▶ **Your task**
Copy all records verbatim.

Records:
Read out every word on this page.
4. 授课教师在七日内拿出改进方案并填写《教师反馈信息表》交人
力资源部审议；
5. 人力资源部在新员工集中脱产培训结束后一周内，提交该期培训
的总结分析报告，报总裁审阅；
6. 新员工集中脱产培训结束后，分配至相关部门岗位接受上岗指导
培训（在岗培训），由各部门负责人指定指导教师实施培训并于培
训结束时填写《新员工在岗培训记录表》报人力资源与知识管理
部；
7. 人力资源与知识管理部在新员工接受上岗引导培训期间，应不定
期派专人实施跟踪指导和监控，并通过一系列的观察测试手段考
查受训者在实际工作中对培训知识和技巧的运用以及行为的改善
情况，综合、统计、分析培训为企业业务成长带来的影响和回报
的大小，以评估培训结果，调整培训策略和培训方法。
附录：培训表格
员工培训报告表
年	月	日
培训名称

▶ **Reply**
Read out every word on this page.
4. 授课教师在七日内拿出改进方案并填写《教师反馈信息表》交人
力资源部审议；
5. 人力资源部在新员工集中脱产培训结束后一周内，提交该期培训
的总结分析报告，报总裁审阅；
6. 新员工集中脱产培训结束后，分配至相关部门岗位接受上岗指导
培训（在岗培训），由各部门负责人指定指导教师实施培训并于培
训结束时填写《新员工在岗培训记录表》报人力资源与知识管理
部；
7. 人力资源与知识管理部在新员工接受上岗引导培训期间，应不定
期派专人实施跟踪指导和监控，并通过一系列的观察测试手段考
查受训者在实际工作中对培训知识和技巧的运用以及行为的改善
情况，综合、统计、分析培训为企业业务成长带来的影响和回报
的大小，以评估培训结果，调整培训策略和培训方法。
附录：培训表格
员工培训报告表
年	月	日
培训名称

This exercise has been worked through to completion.